═════ Records to use

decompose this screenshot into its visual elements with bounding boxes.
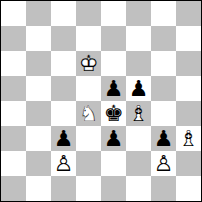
square-g6[interactable] bbox=[151, 51, 176, 76]
square-g5[interactable] bbox=[151, 76, 176, 101]
square-e7[interactable] bbox=[101, 26, 126, 51]
square-d2[interactable] bbox=[76, 151, 101, 176]
square-g3[interactable]: ♟ bbox=[151, 126, 176, 151]
square-f7[interactable] bbox=[126, 26, 151, 51]
square-e4[interactable]: ♚ bbox=[101, 101, 126, 126]
square-a6[interactable] bbox=[1, 51, 26, 76]
square-b2[interactable] bbox=[26, 151, 51, 176]
square-b1[interactable] bbox=[26, 176, 51, 201]
square-f4[interactable]: ♝♗ bbox=[126, 101, 151, 126]
square-d3[interactable] bbox=[76, 126, 101, 151]
square-b8[interactable] bbox=[26, 1, 51, 26]
square-d8[interactable] bbox=[76, 1, 101, 26]
white-pawn-icon: ♙ bbox=[51, 151, 76, 176]
square-c4[interactable] bbox=[51, 101, 76, 126]
square-c5[interactable] bbox=[51, 76, 76, 101]
piece-white-king[interactable]: ♚♔ bbox=[76, 51, 101, 76]
square-c6[interactable] bbox=[51, 51, 76, 76]
square-d4[interactable]: ♞♘ bbox=[76, 101, 101, 126]
square-h5[interactable] bbox=[176, 76, 201, 101]
square-d6[interactable]: ♚♔ bbox=[76, 51, 101, 76]
square-h6[interactable] bbox=[176, 51, 201, 76]
square-c1[interactable] bbox=[51, 176, 76, 201]
piece-black-pawn[interactable]: ♟ bbox=[51, 126, 76, 151]
square-d5[interactable] bbox=[76, 76, 101, 101]
square-c7[interactable] bbox=[51, 26, 76, 51]
square-g2[interactable]: ♟♙ bbox=[151, 151, 176, 176]
piece-black-pawn[interactable]: ♟ bbox=[151, 126, 176, 151]
square-b5[interactable] bbox=[26, 76, 51, 101]
square-f3[interactable] bbox=[126, 126, 151, 151]
chess-board: ♚♔♟♟♞♘♚♝♗♟♟♟♝♗♟♙♟♙ bbox=[0, 0, 202, 202]
square-f1[interactable] bbox=[126, 176, 151, 201]
square-h8[interactable] bbox=[176, 1, 201, 26]
square-a3[interactable] bbox=[1, 126, 26, 151]
square-g4[interactable] bbox=[151, 101, 176, 126]
piece-white-bishop[interactable]: ♝♗ bbox=[126, 101, 151, 126]
square-b3[interactable] bbox=[26, 126, 51, 151]
square-h3[interactable]: ♝♗ bbox=[176, 126, 201, 151]
square-f8[interactable] bbox=[126, 1, 151, 26]
square-g8[interactable] bbox=[151, 1, 176, 26]
piece-white-bishop[interactable]: ♝♗ bbox=[176, 126, 201, 151]
square-g1[interactable] bbox=[151, 176, 176, 201]
square-a8[interactable] bbox=[1, 1, 26, 26]
square-h7[interactable] bbox=[176, 26, 201, 51]
square-a7[interactable] bbox=[1, 26, 26, 51]
square-b4[interactable] bbox=[26, 101, 51, 126]
square-c2[interactable]: ♟♙ bbox=[51, 151, 76, 176]
square-e6[interactable] bbox=[101, 51, 126, 76]
square-h4[interactable] bbox=[176, 101, 201, 126]
square-d1[interactable] bbox=[76, 176, 101, 201]
square-a5[interactable] bbox=[1, 76, 26, 101]
piece-black-pawn[interactable]: ♟ bbox=[126, 76, 151, 101]
square-b6[interactable] bbox=[26, 51, 51, 76]
piece-black-king[interactable]: ♚ bbox=[101, 101, 126, 126]
square-e5[interactable]: ♟ bbox=[101, 76, 126, 101]
piece-black-pawn[interactable]: ♟ bbox=[101, 126, 126, 151]
white-knight-icon: ♘ bbox=[76, 101, 101, 126]
white-pawn-icon: ♙ bbox=[151, 151, 176, 176]
square-d7[interactable] bbox=[76, 26, 101, 51]
white-bishop-icon: ♗ bbox=[126, 101, 151, 126]
square-f5[interactable]: ♟ bbox=[126, 76, 151, 101]
piece-white-knight[interactable]: ♞♘ bbox=[76, 101, 101, 126]
white-bishop-icon: ♗ bbox=[176, 126, 201, 151]
square-h1[interactable] bbox=[176, 176, 201, 201]
piece-white-pawn[interactable]: ♟♙ bbox=[51, 151, 76, 176]
square-e1[interactable] bbox=[101, 176, 126, 201]
square-b7[interactable] bbox=[26, 26, 51, 51]
piece-black-pawn[interactable]: ♟ bbox=[101, 76, 126, 101]
piece-white-pawn[interactable]: ♟♙ bbox=[151, 151, 176, 176]
square-f6[interactable] bbox=[126, 51, 151, 76]
square-e8[interactable] bbox=[101, 1, 126, 26]
square-f2[interactable] bbox=[126, 151, 151, 176]
square-e2[interactable] bbox=[101, 151, 126, 176]
square-e3[interactable]: ♟ bbox=[101, 126, 126, 151]
square-a1[interactable] bbox=[1, 176, 26, 201]
square-a4[interactable] bbox=[1, 101, 26, 126]
square-a2[interactable] bbox=[1, 151, 26, 176]
white-king-icon: ♔ bbox=[76, 51, 101, 76]
square-c3[interactable]: ♟ bbox=[51, 126, 76, 151]
square-h2[interactable] bbox=[176, 151, 201, 176]
square-c8[interactable] bbox=[51, 1, 76, 26]
square-g7[interactable] bbox=[151, 26, 176, 51]
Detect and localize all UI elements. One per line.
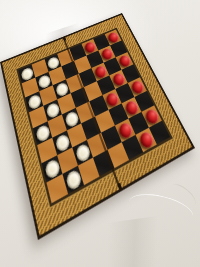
hinge-notch bbox=[117, 183, 122, 191]
photo-background: ⛂⛂⛂⛂⛂⛂⛂⛂⛂⛂⛂⛂⛀⛀⛀⛀⛀⛀⛀⛀⛀⛀⛀⛀ bbox=[0, 0, 200, 267]
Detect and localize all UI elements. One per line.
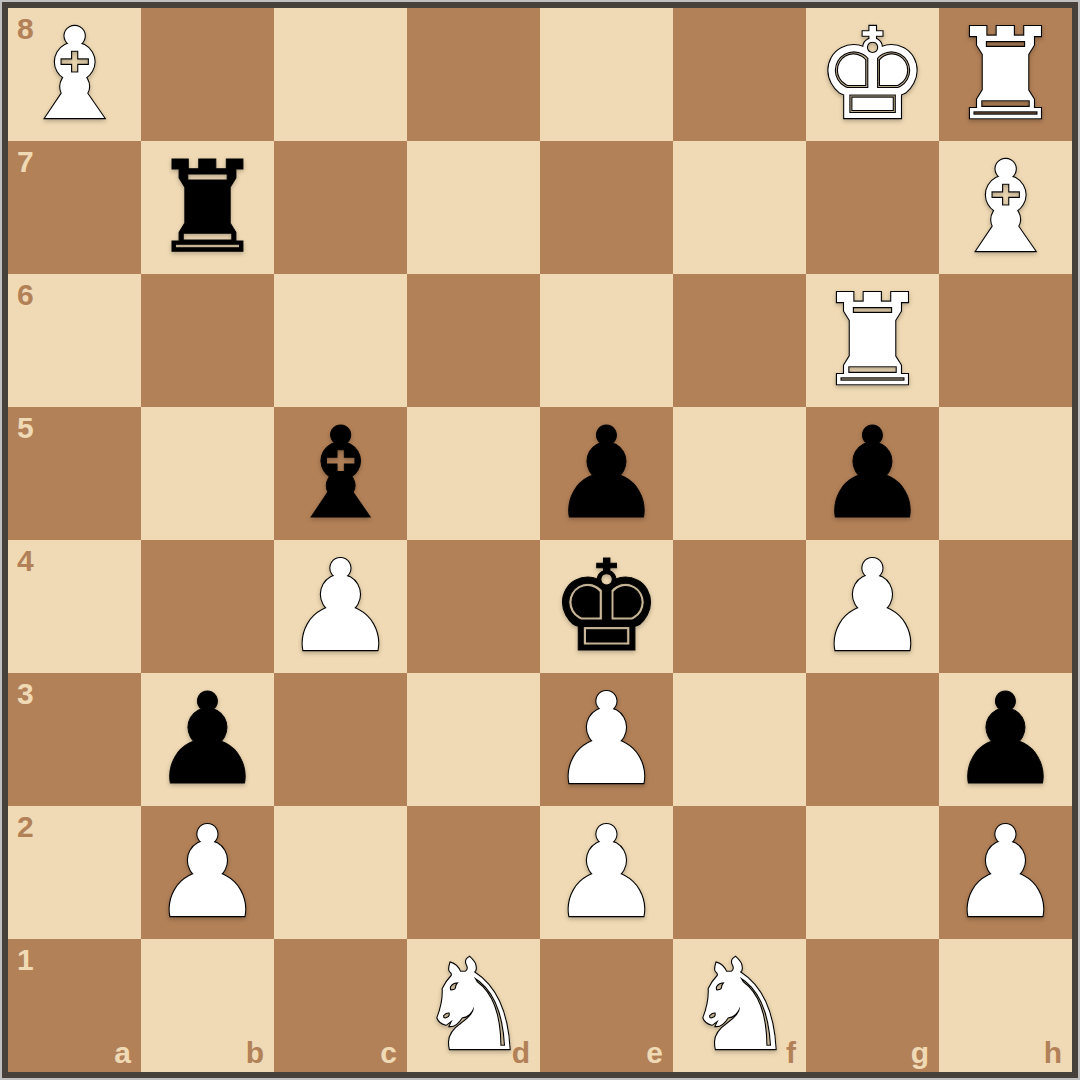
square-b4[interactable]: [141, 540, 274, 673]
square-h1[interactable]: h: [939, 939, 1072, 1072]
square-c5[interactable]: ♝: [274, 407, 407, 540]
file-label-h: h: [1044, 1038, 1062, 1068]
square-h3[interactable]: ♟: [939, 673, 1072, 806]
square-c3[interactable]: [274, 673, 407, 806]
square-e3[interactable]: ♟: [540, 673, 673, 806]
square-a2[interactable]: 2: [8, 806, 141, 939]
square-d4[interactable]: [407, 540, 540, 673]
square-b6[interactable]: [141, 274, 274, 407]
square-b8[interactable]: [141, 8, 274, 141]
square-h5[interactable]: [939, 407, 1072, 540]
white-pawn-c4[interactable]: ♟: [284, 544, 397, 670]
square-e7[interactable]: [540, 141, 673, 274]
square-g2[interactable]: [806, 806, 939, 939]
square-g3[interactable]: [806, 673, 939, 806]
rank-label-5: 5: [17, 413, 34, 443]
square-b3[interactable]: ♟: [141, 673, 274, 806]
square-f6[interactable]: [673, 274, 806, 407]
black-bishop-c5[interactable]: ♝: [284, 411, 397, 537]
square-e2[interactable]: ♟: [540, 806, 673, 939]
black-pawn-h3[interactable]: ♟: [949, 677, 1062, 803]
square-g5[interactable]: ♟: [806, 407, 939, 540]
rank-label-4: 4: [17, 546, 34, 576]
white-pawn-g4[interactable]: ♟: [816, 544, 929, 670]
square-a3[interactable]: 3: [8, 673, 141, 806]
square-h4[interactable]: [939, 540, 1072, 673]
rank-label-3: 3: [17, 679, 34, 709]
square-e1[interactable]: e: [540, 939, 673, 1072]
file-label-c: c: [380, 1038, 397, 1068]
chess-board: 8♝♚♜7♜♝6♜5♝♟♟4♟♚♟3♟♟♟2♟♟♟1abcd♞ef♞gh: [8, 8, 1072, 1072]
white-knight-f1[interactable]: ♞: [683, 943, 796, 1069]
square-c6[interactable]: [274, 274, 407, 407]
black-pawn-e5[interactable]: ♟: [550, 411, 663, 537]
white-rook-h8[interactable]: ♜: [949, 12, 1062, 138]
square-f8[interactable]: [673, 8, 806, 141]
white-pawn-h2[interactable]: ♟: [949, 810, 1062, 936]
square-g8[interactable]: ♚: [806, 8, 939, 141]
square-b5[interactable]: [141, 407, 274, 540]
square-e8[interactable]: [540, 8, 673, 141]
chess-board-page: 8♝♚♜7♜♝6♜5♝♟♟4♟♚♟3♟♟♟2♟♟♟1abcd♞ef♞gh: [0, 0, 1080, 1080]
square-g7[interactable]: [806, 141, 939, 274]
square-c4[interactable]: ♟: [274, 540, 407, 673]
square-c2[interactable]: [274, 806, 407, 939]
black-rook-b7[interactable]: ♜: [151, 145, 264, 271]
black-pawn-g5[interactable]: ♟: [816, 411, 929, 537]
square-a1[interactable]: 1a: [8, 939, 141, 1072]
square-f5[interactable]: [673, 407, 806, 540]
square-d5[interactable]: [407, 407, 540, 540]
square-c1[interactable]: c: [274, 939, 407, 1072]
square-f3[interactable]: [673, 673, 806, 806]
square-h6[interactable]: [939, 274, 1072, 407]
white-rook-g6[interactable]: ♜: [816, 278, 929, 404]
square-f2[interactable]: [673, 806, 806, 939]
square-f4[interactable]: [673, 540, 806, 673]
white-bishop-h7[interactable]: ♝: [949, 145, 1062, 271]
white-king-g8[interactable]: ♚: [816, 12, 929, 138]
square-g4[interactable]: ♟: [806, 540, 939, 673]
square-c7[interactable]: [274, 141, 407, 274]
square-b1[interactable]: b: [141, 939, 274, 1072]
file-label-e: e: [646, 1038, 663, 1068]
rank-label-6: 6: [17, 280, 34, 310]
white-knight-d1[interactable]: ♞: [417, 943, 530, 1069]
square-d2[interactable]: [407, 806, 540, 939]
square-d8[interactable]: [407, 8, 540, 141]
square-g6[interactable]: ♜: [806, 274, 939, 407]
black-king-e4[interactable]: ♚: [550, 544, 663, 670]
square-d3[interactable]: [407, 673, 540, 806]
rank-label-1: 1: [17, 945, 34, 975]
black-pawn-b3[interactable]: ♟: [151, 677, 264, 803]
file-label-b: b: [246, 1038, 264, 1068]
board-frame: 8♝♚♜7♜♝6♜5♝♟♟4♟♚♟3♟♟♟2♟♟♟1abcd♞ef♞gh: [0, 0, 1080, 1080]
square-h7[interactable]: ♝: [939, 141, 1072, 274]
white-bishop-a8[interactable]: ♝: [18, 12, 131, 138]
square-a6[interactable]: 6: [8, 274, 141, 407]
square-h2[interactable]: ♟: [939, 806, 1072, 939]
square-b2[interactable]: ♟: [141, 806, 274, 939]
rank-label-7: 7: [17, 147, 34, 177]
square-d1[interactable]: d♞: [407, 939, 540, 1072]
rank-label-2: 2: [17, 812, 34, 842]
white-pawn-b2[interactable]: ♟: [151, 810, 264, 936]
white-pawn-e3[interactable]: ♟: [550, 677, 663, 803]
square-a7[interactable]: 7: [8, 141, 141, 274]
square-c8[interactable]: [274, 8, 407, 141]
square-e5[interactable]: ♟: [540, 407, 673, 540]
file-label-a: a: [114, 1038, 131, 1068]
square-e4[interactable]: ♚: [540, 540, 673, 673]
file-label-g: g: [911, 1038, 929, 1068]
square-a5[interactable]: 5: [8, 407, 141, 540]
white-pawn-e2[interactable]: ♟: [550, 810, 663, 936]
square-d6[interactable]: [407, 274, 540, 407]
square-a8[interactable]: 8♝: [8, 8, 141, 141]
square-d7[interactable]: [407, 141, 540, 274]
square-g1[interactable]: g: [806, 939, 939, 1072]
square-e6[interactable]: [540, 274, 673, 407]
square-a4[interactable]: 4: [8, 540, 141, 673]
square-f7[interactable]: [673, 141, 806, 274]
square-b7[interactable]: ♜: [141, 141, 274, 274]
square-h8[interactable]: ♜: [939, 8, 1072, 141]
square-f1[interactable]: f♞: [673, 939, 806, 1072]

══════════

| Challenge |
Copy out the lines of the data from the one containing "square-g6[interactable] bbox=[151, 51, 176, 76]" through the one containing "square-b2[interactable] bbox=[26, 151, 51, 176]", both included, with nothing changed.

| Reply |
square-g6[interactable] bbox=[151, 51, 176, 76]
square-g5[interactable] bbox=[151, 76, 176, 101]
square-e7[interactable] bbox=[101, 26, 126, 51]
square-d2[interactable] bbox=[76, 151, 101, 176]
square-g3[interactable]: ♟ bbox=[151, 126, 176, 151]
square-f7[interactable] bbox=[126, 26, 151, 51]
square-e4[interactable]: ♚ bbox=[101, 101, 126, 126]
square-a6[interactable] bbox=[1, 51, 26, 76]
square-b2[interactable] bbox=[26, 151, 51, 176]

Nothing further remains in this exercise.